Here are some records; quote them exactly, leaving out the pictures.

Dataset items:
-------------------------

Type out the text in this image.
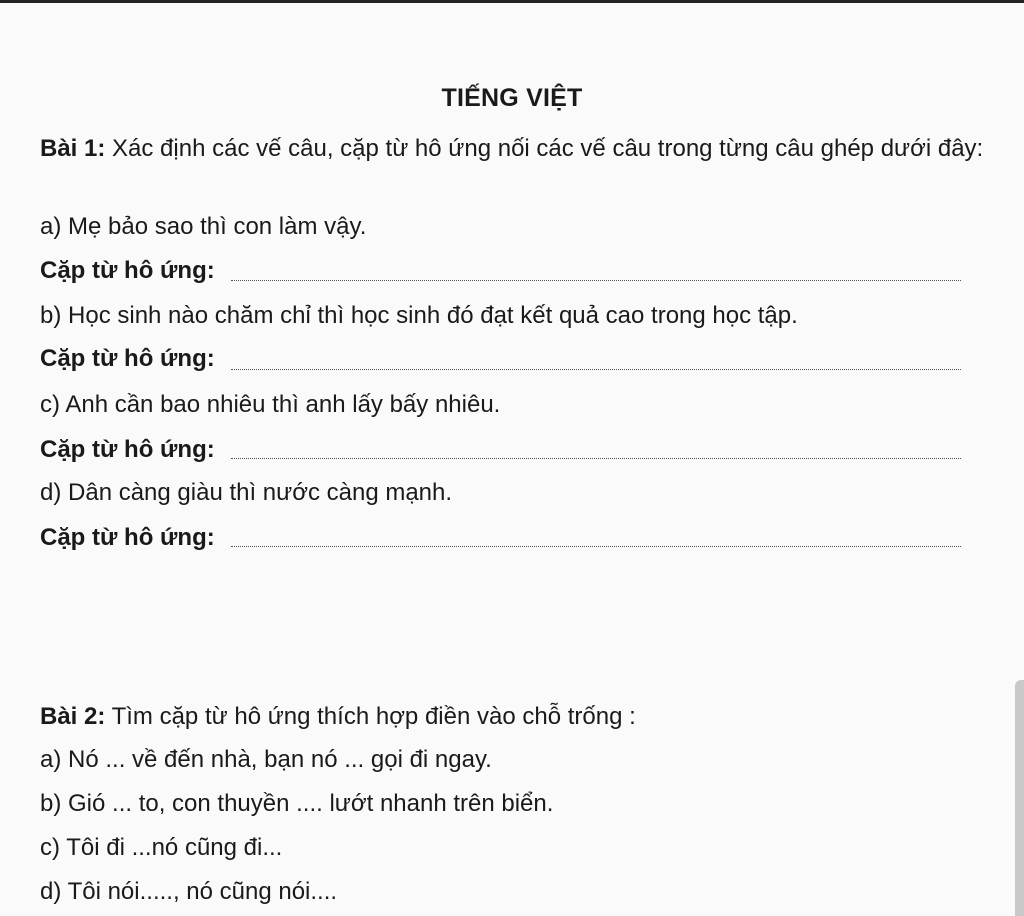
TIẾNG VIỆT
Bài 1: Xác định các vế câu, cặp từ hô ứng nối các vế câu trong từng câu ghép dưới đây:
a) Mẹ bảo sao thì con làm vậy.
Cặp từ hô ứng:
b) Học sinh nào chăm chỉ thì học sinh đó đạt kết quả cao trong học tập.
Cặp từ hô ứng:
c) Anh cần bao nhiêu thì anh lấy bấy nhiêu.
Cặp từ hô ứng:
d) Dân càng giàu thì nước càng mạnh.
Cặp từ hô ứng:
Bài 2: Tìm cặp từ hô ứng thích hợp điền vào chỗ trống :
a) Nó ... về đến nhà, bạn nó ... gọi đi ngay.
b) Gió ... to, con thuyền .... lướt nhanh trên biển.
c) Tôi đi ...nó cũng đi...
d) Tôi nói....., nó cũng nói....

-------------------------

### Correct result
Type out the text in this image.
TIẾNG VIỆT
Bài 1: Xác định các vế câu, cặp từ hô ứng nối các vế câu trong từng câu ghép dưới đây:
a) Mẹ bảo sao thì con làm vậy.
Cặp từ hô ứng:
b) Học sinh nào chăm chỉ thì học sinh đó đạt kết quả cao trong học tập.
Cặp từ hô ứng:
c) Anh cần bao nhiêu thì anh lấy bấy nhiêu.
Cặp từ hô ứng:
d) Dân càng giàu thì nước càng mạnh.
Cặp từ hô ứng:
Bài 2: Tìm cặp từ hô ứng thích hợp điền vào chỗ trống :
a) Nó ... về đến nhà, bạn nó ... gọi đi ngay.
b) Gió ... to, con thuyền .... lướt nhanh trên biển.
c) Tôi đi ...nó cũng đi...
d) Tôi nói....., nó cũng nói....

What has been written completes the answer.